Below is a block of records; reproduce all of them exactly and leave out any pictures.

+++ Exercise inputs

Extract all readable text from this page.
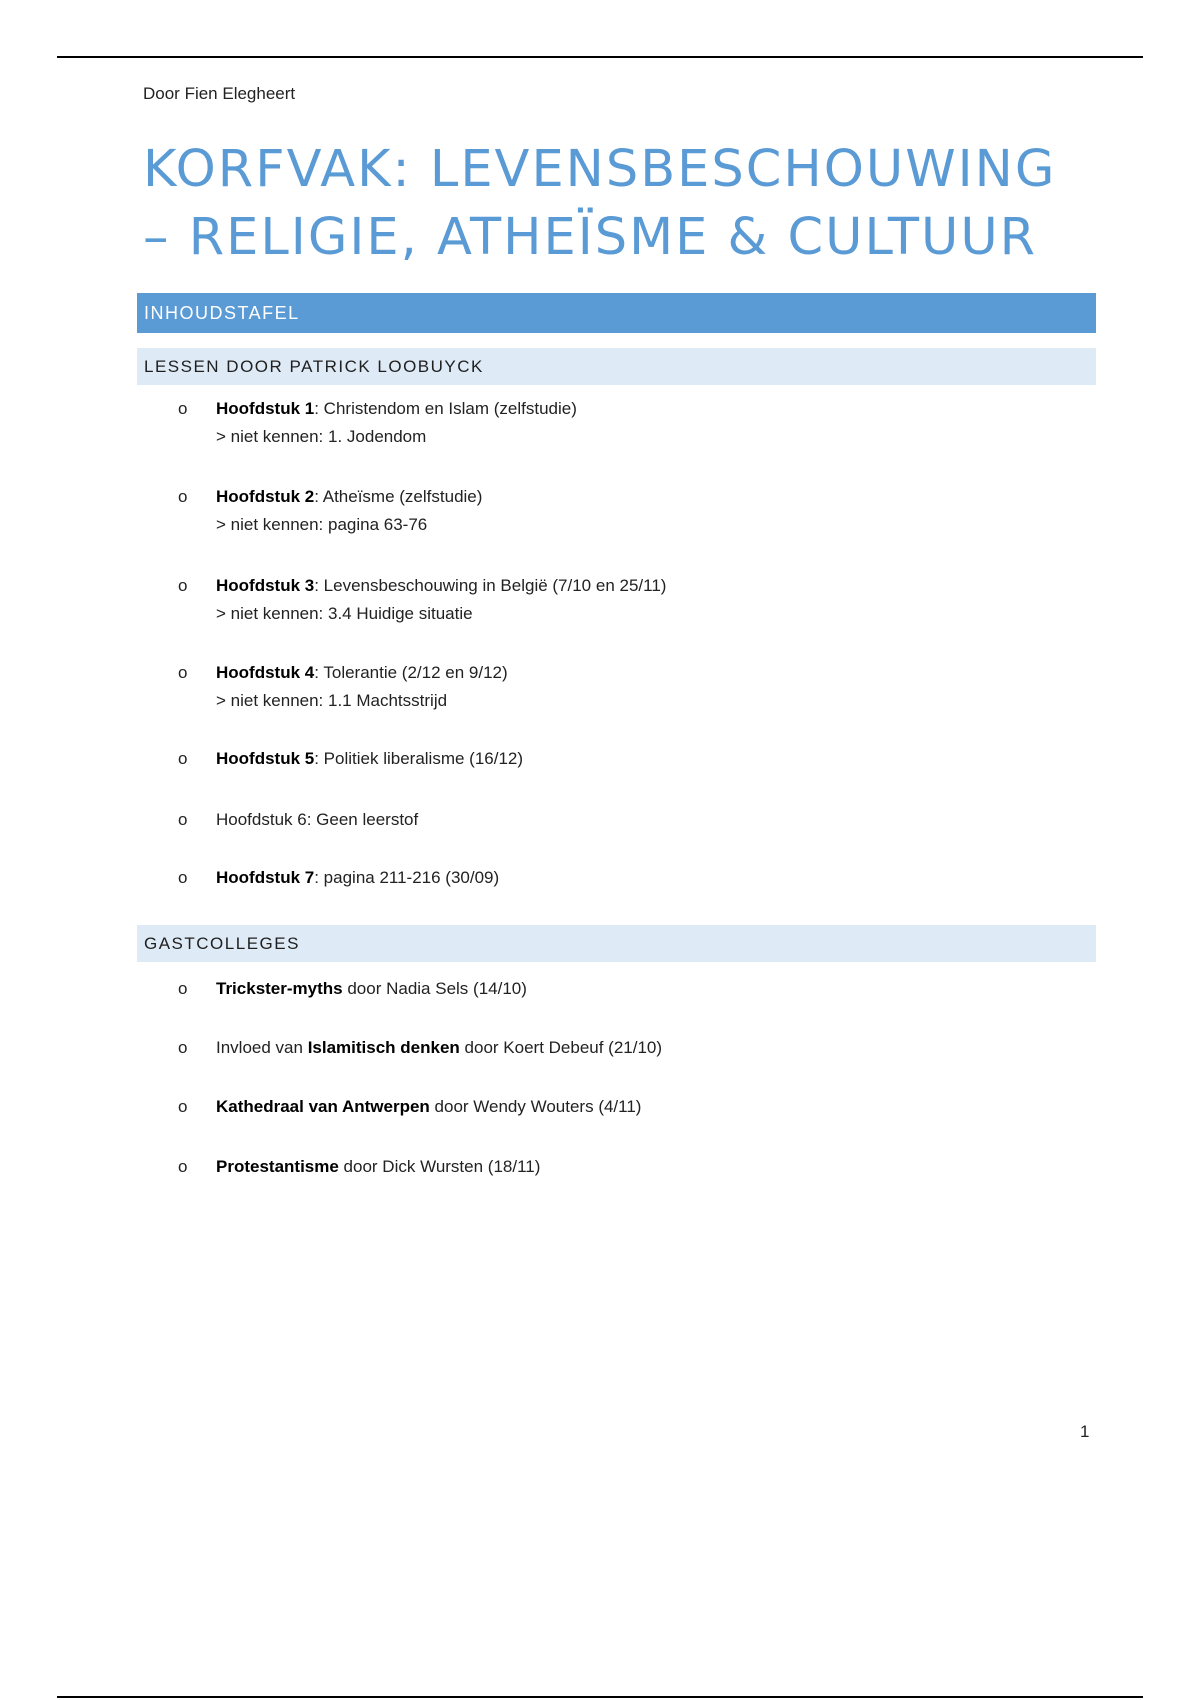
Door Fien Elegheert
KORFVAK: LEVENSBESCHOUWING
– RELIGIE, ATHEÏSME & CULTUUR
INHOUDSTAFEL
LESSEN DOOR PATRICK LOOBUYCK
o	Hoofdstuk 1: Christendom en Islam (zelfstudie)
> niet kennen: 1. Jodendom
o	Hoofdstuk 2: Atheïsme (zelfstudie)
> niet kennen: pagina 63-76
o	Hoofdstuk 3: Levensbeschouwing in België (7/10 en 25/11)
> niet kennen: 3.4 Huidige situatie
o	Hoofdstuk 4: Tolerantie (2/12 en 9/12)
> niet kennen: 1.1 Machtsstrijd
o	Hoofdstuk 5: Politiek liberalisme (16/12)
o	Hoofdstuk 6: Geen leerstof
o	Hoofdstuk 7: pagina 211-216 (30/09)
GASTCOLLEGES
o	Trickster-myths door Nadia Sels (14/10)
o	Invloed van Islamitisch denken door Koert Debeuf (21/10)
o	Kathedraal van Antwerpen door Wendy Wouters (4/11)
o	Protestantisme door Dick Wursten (18/11)
1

++++++

● **Output of the task**
Extract all readable text from this page.
Door Fien Elegheert
KORFVAK: LEVENSBESCHOUWING
– RELIGIE, ATHEÏSME & CULTUUR
INHOUDSTAFEL
LESSEN DOOR PATRICK LOOBUYCK
o	Hoofdstuk 1: Christendom en Islam (zelfstudie)
> niet kennen: 1. Jodendom
o	Hoofdstuk 2: Atheïsme (zelfstudie)
> niet kennen: pagina 63-76
o	Hoofdstuk 3: Levensbeschouwing in België (7/10 en 25/11)
> niet kennen: 3.4 Huidige situatie
o	Hoofdstuk 4: Tolerantie (2/12 en 9/12)
> niet kennen: 1.1 Machtsstrijd
o	Hoofdstuk 5: Politiek liberalisme (16/12)
o	Hoofdstuk 6: Geen leerstof
o	Hoofdstuk 7: pagina 211-216 (30/09)
GASTCOLLEGES
o	Trickster-myths door Nadia Sels (14/10)
o	Invloed van Islamitisch denken door Koert Debeuf (21/10)
o	Kathedraal van Antwerpen door Wendy Wouters (4/11)
o	Protestantisme door Dick Wursten (18/11)
1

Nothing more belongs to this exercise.